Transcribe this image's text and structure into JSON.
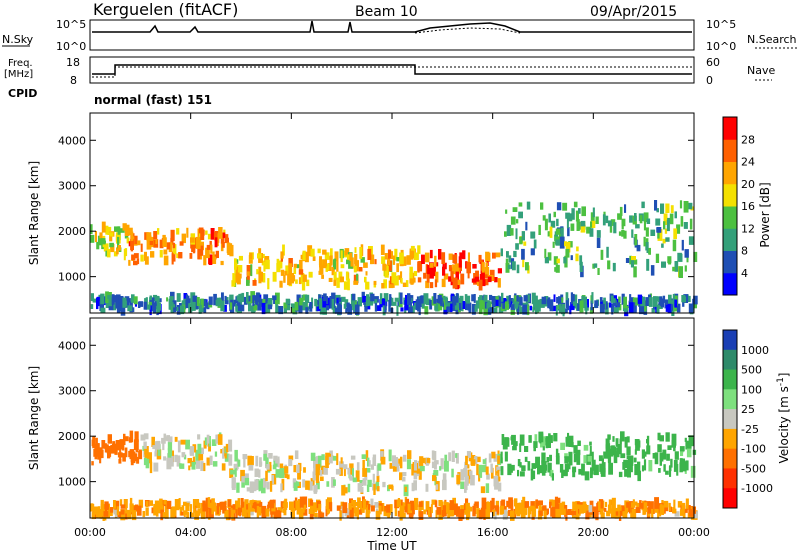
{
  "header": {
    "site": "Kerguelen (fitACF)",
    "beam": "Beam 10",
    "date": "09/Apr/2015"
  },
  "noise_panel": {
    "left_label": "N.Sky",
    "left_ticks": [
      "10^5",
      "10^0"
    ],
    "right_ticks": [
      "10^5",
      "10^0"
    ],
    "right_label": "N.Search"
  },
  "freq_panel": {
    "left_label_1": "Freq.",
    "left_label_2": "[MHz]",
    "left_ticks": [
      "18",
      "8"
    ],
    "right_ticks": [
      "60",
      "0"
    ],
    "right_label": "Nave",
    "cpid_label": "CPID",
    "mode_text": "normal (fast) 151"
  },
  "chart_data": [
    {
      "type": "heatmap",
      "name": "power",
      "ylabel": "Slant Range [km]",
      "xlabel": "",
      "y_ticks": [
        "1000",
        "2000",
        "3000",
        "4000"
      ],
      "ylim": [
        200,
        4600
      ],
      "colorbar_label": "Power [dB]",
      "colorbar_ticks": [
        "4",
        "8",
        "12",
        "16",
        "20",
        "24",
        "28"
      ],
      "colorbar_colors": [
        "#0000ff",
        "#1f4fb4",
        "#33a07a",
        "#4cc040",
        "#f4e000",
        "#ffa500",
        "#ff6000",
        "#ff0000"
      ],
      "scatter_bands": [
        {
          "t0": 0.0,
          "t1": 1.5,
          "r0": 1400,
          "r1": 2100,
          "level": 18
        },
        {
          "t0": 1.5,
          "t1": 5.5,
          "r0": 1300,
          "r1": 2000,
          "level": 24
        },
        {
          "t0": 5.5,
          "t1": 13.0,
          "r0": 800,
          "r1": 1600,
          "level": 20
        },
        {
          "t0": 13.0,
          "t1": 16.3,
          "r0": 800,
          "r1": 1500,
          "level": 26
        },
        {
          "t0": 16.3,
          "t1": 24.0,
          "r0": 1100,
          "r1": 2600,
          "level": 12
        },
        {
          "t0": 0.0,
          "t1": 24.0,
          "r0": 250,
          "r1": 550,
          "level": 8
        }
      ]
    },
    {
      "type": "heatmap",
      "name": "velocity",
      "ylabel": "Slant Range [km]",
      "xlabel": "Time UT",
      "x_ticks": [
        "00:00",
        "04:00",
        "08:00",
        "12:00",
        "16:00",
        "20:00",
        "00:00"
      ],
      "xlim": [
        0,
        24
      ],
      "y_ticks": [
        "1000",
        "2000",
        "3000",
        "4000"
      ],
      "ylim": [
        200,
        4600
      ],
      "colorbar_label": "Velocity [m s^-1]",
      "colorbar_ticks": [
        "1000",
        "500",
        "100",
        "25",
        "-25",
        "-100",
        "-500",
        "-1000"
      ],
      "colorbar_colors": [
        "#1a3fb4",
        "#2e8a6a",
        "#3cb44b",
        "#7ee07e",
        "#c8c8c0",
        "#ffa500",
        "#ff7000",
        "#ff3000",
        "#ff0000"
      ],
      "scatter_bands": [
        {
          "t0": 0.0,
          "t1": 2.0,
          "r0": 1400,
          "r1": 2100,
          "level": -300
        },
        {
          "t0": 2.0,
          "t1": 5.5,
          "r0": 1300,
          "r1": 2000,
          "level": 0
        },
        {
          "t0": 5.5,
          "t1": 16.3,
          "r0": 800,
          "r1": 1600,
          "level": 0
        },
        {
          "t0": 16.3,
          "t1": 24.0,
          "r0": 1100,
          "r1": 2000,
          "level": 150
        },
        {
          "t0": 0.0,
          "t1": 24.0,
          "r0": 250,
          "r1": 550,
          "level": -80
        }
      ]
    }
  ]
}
★ ★ ★ ★ ★ ★ ★
[What is asked]: Return every line above in which the string "level" occurs.

[Solution for this task]:
          "level": 18
          "level": 24
          "level": 20
          "level": 26
          "level": 12
          "level": 8
          "level": -300
          "level": 0
          "level": 0
          "level": 150
          "level": -80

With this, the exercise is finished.